Extracted records:
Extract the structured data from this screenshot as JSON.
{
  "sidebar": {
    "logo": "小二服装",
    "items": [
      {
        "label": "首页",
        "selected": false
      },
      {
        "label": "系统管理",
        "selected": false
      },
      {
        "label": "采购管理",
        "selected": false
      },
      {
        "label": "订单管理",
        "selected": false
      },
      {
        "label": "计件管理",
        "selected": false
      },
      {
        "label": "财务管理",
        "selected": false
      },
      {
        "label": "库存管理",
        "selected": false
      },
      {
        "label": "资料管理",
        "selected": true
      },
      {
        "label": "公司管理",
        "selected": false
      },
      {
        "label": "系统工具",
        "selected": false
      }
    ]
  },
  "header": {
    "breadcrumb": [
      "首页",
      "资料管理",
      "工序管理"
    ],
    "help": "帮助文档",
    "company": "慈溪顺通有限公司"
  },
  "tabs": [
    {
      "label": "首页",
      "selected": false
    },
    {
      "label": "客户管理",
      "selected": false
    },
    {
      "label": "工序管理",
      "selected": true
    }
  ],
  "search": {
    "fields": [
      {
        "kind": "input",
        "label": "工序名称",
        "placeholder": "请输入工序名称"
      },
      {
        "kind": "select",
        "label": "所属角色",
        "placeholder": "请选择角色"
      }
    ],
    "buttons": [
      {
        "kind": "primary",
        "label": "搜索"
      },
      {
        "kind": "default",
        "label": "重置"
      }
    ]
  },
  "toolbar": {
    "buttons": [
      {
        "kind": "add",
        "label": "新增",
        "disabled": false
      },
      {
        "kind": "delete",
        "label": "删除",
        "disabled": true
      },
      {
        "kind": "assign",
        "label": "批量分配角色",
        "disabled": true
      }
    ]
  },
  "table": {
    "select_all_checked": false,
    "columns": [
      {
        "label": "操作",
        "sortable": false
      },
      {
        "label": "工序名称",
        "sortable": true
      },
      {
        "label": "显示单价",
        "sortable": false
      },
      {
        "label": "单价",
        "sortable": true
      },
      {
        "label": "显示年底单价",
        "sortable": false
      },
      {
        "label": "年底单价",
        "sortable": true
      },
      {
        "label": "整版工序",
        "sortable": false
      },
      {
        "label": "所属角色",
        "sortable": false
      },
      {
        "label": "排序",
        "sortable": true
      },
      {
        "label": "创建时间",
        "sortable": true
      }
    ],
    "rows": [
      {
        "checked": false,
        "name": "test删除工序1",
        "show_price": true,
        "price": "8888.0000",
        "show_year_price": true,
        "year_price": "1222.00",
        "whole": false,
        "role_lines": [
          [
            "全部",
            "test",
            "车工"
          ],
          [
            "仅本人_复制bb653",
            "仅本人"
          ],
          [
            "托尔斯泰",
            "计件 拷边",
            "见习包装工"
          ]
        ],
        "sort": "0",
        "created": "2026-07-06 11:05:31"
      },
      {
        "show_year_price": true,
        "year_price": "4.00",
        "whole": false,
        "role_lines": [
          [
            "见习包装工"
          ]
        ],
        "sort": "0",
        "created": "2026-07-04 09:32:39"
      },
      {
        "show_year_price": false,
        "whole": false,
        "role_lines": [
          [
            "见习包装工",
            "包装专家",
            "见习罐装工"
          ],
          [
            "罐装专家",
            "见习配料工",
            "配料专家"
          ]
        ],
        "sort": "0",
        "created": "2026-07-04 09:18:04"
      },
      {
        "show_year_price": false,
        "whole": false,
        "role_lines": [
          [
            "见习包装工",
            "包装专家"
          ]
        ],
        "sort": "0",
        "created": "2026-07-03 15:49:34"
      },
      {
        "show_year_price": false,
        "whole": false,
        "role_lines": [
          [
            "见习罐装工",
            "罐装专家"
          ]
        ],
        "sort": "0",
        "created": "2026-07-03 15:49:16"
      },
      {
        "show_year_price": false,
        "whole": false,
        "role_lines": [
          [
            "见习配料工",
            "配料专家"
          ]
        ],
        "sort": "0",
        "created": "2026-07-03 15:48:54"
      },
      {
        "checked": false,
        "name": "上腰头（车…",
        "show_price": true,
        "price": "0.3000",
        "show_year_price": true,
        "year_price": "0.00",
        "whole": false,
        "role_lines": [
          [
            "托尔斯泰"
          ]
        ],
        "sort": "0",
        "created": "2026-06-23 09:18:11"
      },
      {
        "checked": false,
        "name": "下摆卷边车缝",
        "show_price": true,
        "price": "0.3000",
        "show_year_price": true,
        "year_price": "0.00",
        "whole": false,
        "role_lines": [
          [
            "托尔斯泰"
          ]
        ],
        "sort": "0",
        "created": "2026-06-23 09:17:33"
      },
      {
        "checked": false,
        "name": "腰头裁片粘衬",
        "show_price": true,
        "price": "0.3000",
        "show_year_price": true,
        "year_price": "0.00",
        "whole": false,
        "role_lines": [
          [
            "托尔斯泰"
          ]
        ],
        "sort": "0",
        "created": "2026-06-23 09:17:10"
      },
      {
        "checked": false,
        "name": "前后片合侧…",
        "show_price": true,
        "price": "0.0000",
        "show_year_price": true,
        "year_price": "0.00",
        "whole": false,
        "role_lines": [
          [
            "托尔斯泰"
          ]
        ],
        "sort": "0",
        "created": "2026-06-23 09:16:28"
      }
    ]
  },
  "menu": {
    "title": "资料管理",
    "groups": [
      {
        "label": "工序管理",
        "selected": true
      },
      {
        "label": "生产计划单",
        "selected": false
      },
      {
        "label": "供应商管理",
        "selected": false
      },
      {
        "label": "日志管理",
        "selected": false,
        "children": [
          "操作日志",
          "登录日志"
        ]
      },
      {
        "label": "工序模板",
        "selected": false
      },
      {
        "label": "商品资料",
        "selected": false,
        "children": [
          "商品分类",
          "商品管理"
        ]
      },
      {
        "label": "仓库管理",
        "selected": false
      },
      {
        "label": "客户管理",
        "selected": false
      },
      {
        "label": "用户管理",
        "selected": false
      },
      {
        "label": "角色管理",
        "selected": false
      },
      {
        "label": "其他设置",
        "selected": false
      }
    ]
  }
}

• Task: Print out the whole listing exactly as it appears.

• Exercise response:
Extract the structured data from this screenshot as JSON.
{
  "sidebar": {
    "logo": "小二服装",
    "items": [
      {
        "label": "首页",
        "selected": false
      },
      {
        "label": "系统管理",
        "selected": false
      },
      {
        "label": "采购管理",
        "selected": false
      },
      {
        "label": "订单管理",
        "selected": false
      },
      {
        "label": "计件管理",
        "selected": false
      },
      {
        "label": "财务管理",
        "selected": false
      },
      {
        "label": "库存管理",
        "selected": false
      },
      {
        "label": "资料管理",
        "selected": true
      },
      {
        "label": "公司管理",
        "selected": false
      },
      {
        "label": "系统工具",
        "selected": false
      }
    ]
  },
  "header": {
    "breadcrumb": [
      "首页",
      "资料管理",
      "工序管理"
    ],
    "help": "帮助文档",
    "company": "慈溪顺通有限公司"
  },
  "tabs": [
    {
      "label": "首页",
      "selected": false
    },
    {
      "label": "客户管理",
      "selected": false
    },
    {
      "label": "工序管理",
      "selected": true
    }
  ],
  "search": {
    "fields": [
      {
        "kind": "input",
        "label": "工序名称",
        "placeholder": "请输入工序名称"
      },
      {
        "kind": "select",
        "label": "所属角色",
        "placeholder": "请选择角色"
      }
    ],
    "buttons": [
      {
        "kind": "primary",
        "label": "搜索"
      },
      {
        "kind": "default",
        "label": "重置"
      }
    ]
  },
  "toolbar": {
    "buttons": [
      {
        "kind": "add",
        "label": "新增",
        "disabled": false
      },
      {
        "kind": "delete",
        "label": "删除",
        "disabled": true
      },
      {
        "kind": "assign",
        "label": "批量分配角色",
        "disabled": true
      }
    ]
  },
  "table": {
    "select_all_checked": false,
    "columns": [
      {
        "label": "操作",
        "sortable": false
      },
      {
        "label": "工序名称",
        "sortable": true
      },
      {
        "label": "显示单价",
        "sortable": false
      },
      {
        "label": "单价",
        "sortable": true
      },
      {
        "label": "显示年底单价",
        "sortable": false
      },
      {
        "label": "年底单价",
        "sortable": true
      },
      {
        "label": "整版工序",
        "sortable": false
      },
      {
        "label": "所属角色",
        "sortable": false
      },
      {
        "label": "排序",
        "sortable": true
      },
      {
        "label": "创建时间",
        "sortable": true
      }
    ],
    "rows": [
      {
        "checked": false,
        "name": "test删除工序1",
        "show_price": true,
        "price": "8888.0000",
        "show_year_price": true,
        "year_price": "1222.00",
        "whole": false,
        "role_lines": [
          [
            "全部",
            "test",
            "车工"
          ],
          [
            "仅本人_复制bb653",
            "仅本人"
          ],
          [
            "托尔斯泰",
            "计件 拷边",
            "见习包装工"
          ]
        ],
        "sort": "0",
        "created": "2026-07-06 11:05:31"
      },
      {
        "show_year_price": true,
        "year_price": "4.00",
        "whole": false,
        "role_lines": [
          [
            "见习包装工"
          ]
        ],
        "sort": "0",
        "created": "2026-07-04 09:32:39"
      },
      {
        "show_year_price": false,
        "whole": false,
        "role_lines": [
          [
            "见习包装工",
            "包装专家",
            "见习罐装工"
          ],
          [
            "罐装专家",
            "见习配料工",
            "配料专家"
          ]
        ],
        "sort": "0",
        "created": "2026-07-04 09:18:04"
      },
      {
        "show_year_price": false,
        "whole": false,
        "role_lines": [
          [
            "见习包装工",
            "包装专家"
          ]
        ],
        "sort": "0",
        "created": "2026-07-03 15:49:34"
      },
      {
        "show_year_price": false,
        "whole": false,
        "role_lines": [
          [
            "见习罐装工",
            "罐装专家"
          ]
        ],
        "sort": "0",
        "created": "2026-07-03 15:49:16"
      },
      {
        "show_year_price": false,
        "whole": false,
        "role_lines": [
          [
            "见习配料工",
            "配料专家"
          ]
        ],
        "sort": "0",
        "created": "2026-07-03 15:48:54"
      },
      {
        "checked": false,
        "name": "上腰头（车…",
        "show_price": true,
        "price": "0.3000",
        "show_year_price": true,
        "year_price": "0.00",
        "whole": false,
        "role_lines": [
          [
            "托尔斯泰"
          ]
        ],
        "sort": "0",
        "created": "2026-06-23 09:18:11"
      },
      {
        "checked": false,
        "name": "下摆卷边车缝",
        "show_price": true,
        "price": "0.3000",
        "show_year_price": true,
        "year_price": "0.00",
        "whole": false,
        "role_lines": [
          [
            "托尔斯泰"
          ]
        ],
        "sort": "0",
        "created": "2026-06-23 09:17:33"
      },
      {
        "checked": false,
        "name": "腰头裁片粘衬",
        "show_price": true,
        "price": "0.3000",
        "show_year_price": true,
        "year_price": "0.00",
        "whole": false,
        "role_lines": [
          [
            "托尔斯泰"
          ]
        ],
        "sort": "0",
        "created": "2026-06-23 09:17:10"
      },
      {
        "checked": false,
        "name": "前后片合侧…",
        "show_price": true,
        "price": "0.0000",
        "show_year_price": true,
        "year_price": "0.00",
        "whole": false,
        "role_lines": [
          [
            "托尔斯泰"
          ]
        ],
        "sort": "0",
        "created": "2026-06-23 09:16:28"
      }
    ]
  },
  "menu": {
    "title": "资料管理",
    "groups": [
      {
        "label": "工序管理",
        "selected": true
      },
      {
        "label": "生产计划单",
        "selected": false
      },
      {
        "label": "供应商管理",
        "selected": false
      },
      {
        "label": "日志管理",
        "selected": false,
        "children": [
          "操作日志",
          "登录日志"
        ]
      },
      {
        "label": "工序模板",
        "selected": false
      },
      {
        "label": "商品资料",
        "selected": false,
        "children": [
          "商品分类",
          "商品管理"
        ]
      },
      {
        "label": "仓库管理",
        "selected": false
      },
      {
        "label": "客户管理",
        "selected": false
      },
      {
        "label": "用户管理",
        "selected": false
      },
      {
        "label": "角色管理",
        "selected": false
      },
      {
        "label": "其他设置",
        "selected": false
      }
    ]
  }
}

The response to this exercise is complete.